◆ Task details ◆
Reproduce the following material exactly, including every line.

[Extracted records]
= = = = = = =

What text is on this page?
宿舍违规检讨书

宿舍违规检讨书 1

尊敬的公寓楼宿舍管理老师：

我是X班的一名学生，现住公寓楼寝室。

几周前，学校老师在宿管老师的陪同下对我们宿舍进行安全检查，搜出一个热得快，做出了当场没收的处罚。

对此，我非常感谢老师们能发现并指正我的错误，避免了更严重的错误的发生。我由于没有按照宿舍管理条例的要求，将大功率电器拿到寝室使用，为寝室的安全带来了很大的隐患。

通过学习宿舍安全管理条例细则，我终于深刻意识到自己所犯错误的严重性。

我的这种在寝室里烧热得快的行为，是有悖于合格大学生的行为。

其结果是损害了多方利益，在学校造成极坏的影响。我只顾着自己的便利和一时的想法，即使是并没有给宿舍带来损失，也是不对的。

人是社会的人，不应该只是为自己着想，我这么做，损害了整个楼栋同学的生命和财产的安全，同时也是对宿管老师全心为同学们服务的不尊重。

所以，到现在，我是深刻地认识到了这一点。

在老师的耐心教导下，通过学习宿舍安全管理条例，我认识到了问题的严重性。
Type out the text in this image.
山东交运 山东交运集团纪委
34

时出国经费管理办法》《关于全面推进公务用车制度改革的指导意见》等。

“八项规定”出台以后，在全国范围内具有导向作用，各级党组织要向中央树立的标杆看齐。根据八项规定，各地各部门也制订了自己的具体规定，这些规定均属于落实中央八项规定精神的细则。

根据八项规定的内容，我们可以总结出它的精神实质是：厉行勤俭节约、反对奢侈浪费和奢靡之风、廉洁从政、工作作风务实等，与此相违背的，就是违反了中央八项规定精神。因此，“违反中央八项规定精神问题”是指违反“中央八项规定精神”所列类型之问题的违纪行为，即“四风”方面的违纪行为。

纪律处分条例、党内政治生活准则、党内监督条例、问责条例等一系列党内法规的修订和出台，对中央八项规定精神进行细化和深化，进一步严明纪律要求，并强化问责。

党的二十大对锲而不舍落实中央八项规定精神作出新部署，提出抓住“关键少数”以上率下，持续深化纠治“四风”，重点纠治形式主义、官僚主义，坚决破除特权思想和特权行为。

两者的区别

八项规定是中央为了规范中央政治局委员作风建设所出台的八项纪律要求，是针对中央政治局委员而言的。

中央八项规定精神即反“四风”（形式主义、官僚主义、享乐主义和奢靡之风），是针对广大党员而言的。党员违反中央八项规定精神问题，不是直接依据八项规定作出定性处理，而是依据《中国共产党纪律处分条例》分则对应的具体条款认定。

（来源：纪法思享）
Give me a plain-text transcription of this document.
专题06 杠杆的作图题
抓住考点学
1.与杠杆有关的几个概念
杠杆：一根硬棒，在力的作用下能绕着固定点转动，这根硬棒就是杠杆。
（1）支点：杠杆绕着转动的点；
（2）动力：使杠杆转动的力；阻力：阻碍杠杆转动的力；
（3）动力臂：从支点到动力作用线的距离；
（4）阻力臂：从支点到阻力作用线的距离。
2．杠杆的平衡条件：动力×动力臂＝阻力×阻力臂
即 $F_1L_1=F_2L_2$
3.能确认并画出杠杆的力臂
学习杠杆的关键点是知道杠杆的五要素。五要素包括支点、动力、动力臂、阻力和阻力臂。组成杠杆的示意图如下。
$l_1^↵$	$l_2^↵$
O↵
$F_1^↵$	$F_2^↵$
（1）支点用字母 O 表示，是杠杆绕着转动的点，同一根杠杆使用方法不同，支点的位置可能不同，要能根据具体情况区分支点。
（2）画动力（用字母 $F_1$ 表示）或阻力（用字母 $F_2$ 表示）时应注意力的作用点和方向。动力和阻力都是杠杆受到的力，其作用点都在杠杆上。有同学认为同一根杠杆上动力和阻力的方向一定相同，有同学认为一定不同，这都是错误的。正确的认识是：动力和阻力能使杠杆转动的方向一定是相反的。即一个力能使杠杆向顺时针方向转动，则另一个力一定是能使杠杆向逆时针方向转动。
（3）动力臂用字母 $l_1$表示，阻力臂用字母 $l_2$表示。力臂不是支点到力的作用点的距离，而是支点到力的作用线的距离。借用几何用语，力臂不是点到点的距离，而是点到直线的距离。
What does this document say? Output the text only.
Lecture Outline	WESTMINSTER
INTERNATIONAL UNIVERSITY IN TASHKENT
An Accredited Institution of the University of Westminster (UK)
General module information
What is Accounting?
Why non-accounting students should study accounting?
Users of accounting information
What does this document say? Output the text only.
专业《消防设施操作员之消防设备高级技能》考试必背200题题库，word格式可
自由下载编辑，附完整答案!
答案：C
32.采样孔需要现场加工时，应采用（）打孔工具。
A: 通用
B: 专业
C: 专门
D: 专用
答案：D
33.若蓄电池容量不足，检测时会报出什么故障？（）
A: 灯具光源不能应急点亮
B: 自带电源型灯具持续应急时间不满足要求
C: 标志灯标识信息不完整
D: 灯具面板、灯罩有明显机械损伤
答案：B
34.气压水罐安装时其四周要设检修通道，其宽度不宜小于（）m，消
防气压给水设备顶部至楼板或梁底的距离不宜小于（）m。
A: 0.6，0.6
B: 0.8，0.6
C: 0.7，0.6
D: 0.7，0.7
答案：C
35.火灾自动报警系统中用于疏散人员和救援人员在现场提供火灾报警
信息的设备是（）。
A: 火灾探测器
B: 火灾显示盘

= = = = = = =

◆ Written response ◆
What text is on this page?
宿舍违规检讨书

宿舍违规检讨书 1

尊敬的公寓楼宿舍管理老师：

我是X班的一名学生，现住公寓楼寝室。

几周前，学校老师在宿管老师的陪同下对我们宿舍进行安全检查，搜出一个热得快，做出了当场没收的处罚。

对此，我非常感谢老师们能发现并指正我的错误，避免了更严重的错误的发生。我由于没有按照宿舍管理条例的要求，将大功率电器拿到寝室使用，为寝室的安全带来了很大的隐患。

通过学习宿舍安全管理条例细则，我终于深刻意识到自己所犯错误的严重性。

我的这种在寝室里烧热得快的行为，是有悖于合格大学生的行为。

其结果是损害了多方利益，在学校造成极坏的影响。我只顾着自己的便利和一时的想法，即使是并没有给宿舍带来损失，也是不对的。

人是社会的人，不应该只是为自己着想，我这么做，损害了整个楼栋同学的生命和财产的安全，同时也是对宿管老师全心为同学们服务的不尊重。

所以，到现在，我是深刻地认识到了这一点。

在老师的耐心教导下，通过学习宿舍安全管理条例，我认识到了问题的严重性。
Type out the text in this image.
山东交运 山东交运集团纪委
34

时出国经费管理办法》《关于全面推进公务用车制度改革的指导意见》等。

“八项规定”出台以后，在全国范围内具有导向作用，各级党组织要向中央树立的标杆看齐。根据八项规定，各地各部门也制订了自己的具体规定，这些规定均属于落实中央八项规定精神的细则。

根据八项规定的内容，我们可以总结出它的精神实质是：厉行勤俭节约、反对奢侈浪费和奢靡之风、廉洁从政、工作作风务实等，与此相违背的，就是违反了中央八项规定精神。因此，“违反中央八项规定精神问题”是指违反“中央八项规定精神”所列类型之问题的违纪行为，即“四风”方面的违纪行为。

纪律处分条例、党内政治生活准则、党内监督条例、问责条例等一系列党内法规的修订和出台，对中央八项规定精神进行细化和深化，进一步严明纪律要求，并强化问责。

党的二十大对锲而不舍落实中央八项规定精神作出新部署，提出抓住“关键少数”以上率下，持续深化纠治“四风”，重点纠治形式主义、官僚主义，坚决破除特权思想和特权行为。

两者的区别

八项规定是中央为了规范中央政治局委员作风建设所出台的八项纪律要求，是针对中央政治局委员而言的。

中央八项规定精神即反“四风”（形式主义、官僚主义、享乐主义和奢靡之风），是针对广大党员而言的。党员违反中央八项规定精神问题，不是直接依据八项规定作出定性处理，而是依据《中国共产党纪律处分条例》分则对应的具体条款认定。

（来源：纪法思享）
Give me a plain-text transcription of this document.
专题06 杠杆的作图题
抓住考点学
1.与杠杆有关的几个概念
杠杆：一根硬棒，在力的作用下能绕着固定点转动，这根硬棒就是杠杆。
（1）支点：杠杆绕着转动的点；
（2）动力：使杠杆转动的力；阻力：阻碍杠杆转动的力；
（3）动力臂：从支点到动力作用线的距离；
（4）阻力臂：从支点到阻力作用线的距离。
2．杠杆的平衡条件：动力×动力臂＝阻力×阻力臂
即 $F_1L_1=F_2L_2$
3.能确认并画出杠杆的力臂
学习杠杆的关键点是知道杠杆的五要素。五要素包括支点、动力、动力臂、阻力和阻力臂。组成杠杆的示意图如下。
$l_1^↵$	$l_2^↵$
O↵
$F_1^↵$	$F_2^↵$
（1）支点用字母 O 表示，是杠杆绕着转动的点，同一根杠杆使用方法不同，支点的位置可能不同，要能根据具体情况区分支点。
（2）画动力（用字母 $F_1$ 表示）或阻力（用字母 $F_2$ 表示）时应注意力的作用点和方向。动力和阻力都是杠杆受到的力，其作用点都在杠杆上。有同学认为同一根杠杆上动力和阻力的方向一定相同，有同学认为一定不同，这都是错误的。正确的认识是：动力和阻力能使杠杆转动的方向一定是相反的。即一个力能使杠杆向顺时针方向转动，则另一个力一定是能使杠杆向逆时针方向转动。
（3）动力臂用字母 $l_1$表示，阻力臂用字母 $l_2$表示。力臂不是支点到力的作用点的距离，而是支点到力的作用线的距离。借用几何用语，力臂不是点到点的距离，而是点到直线的距离。
What does this document say? Output the text only.
Lecture Outline	WESTMINSTER
INTERNATIONAL UNIVERSITY IN TASHKENT
An Accredited Institution of the University of Westminster (UK)
General module information
What is Accounting?
Why non-accounting students should study accounting?
Users of accounting information
What does this document say? Output the text only.
专业《消防设施操作员之消防设备高级技能》考试必背200题题库，word格式可
自由下载编辑，附完整答案!
答案：C
32.采样孔需要现场加工时，应采用（）打孔工具。
A: 通用
B: 专业
C: 专门
D: 专用
答案：D
33.若蓄电池容量不足，检测时会报出什么故障？（）
A: 灯具光源不能应急点亮
B: 自带电源型灯具持续应急时间不满足要求
C: 标志灯标识信息不完整
D: 灯具面板、灯罩有明显机械损伤
答案：B
34.气压水罐安装时其四周要设检修通道，其宽度不宜小于（）m，消
防气压给水设备顶部至楼板或梁底的距离不宜小于（）m。
A: 0.6，0.6
B: 0.8，0.6
C: 0.7，0.6
D: 0.7，0.7
答案：C
35.火灾自动报警系统中用于疏散人员和救援人员在现场提供火灾报警
信息的设备是（）。
A: 火灾探测器
B: 火灾显示盘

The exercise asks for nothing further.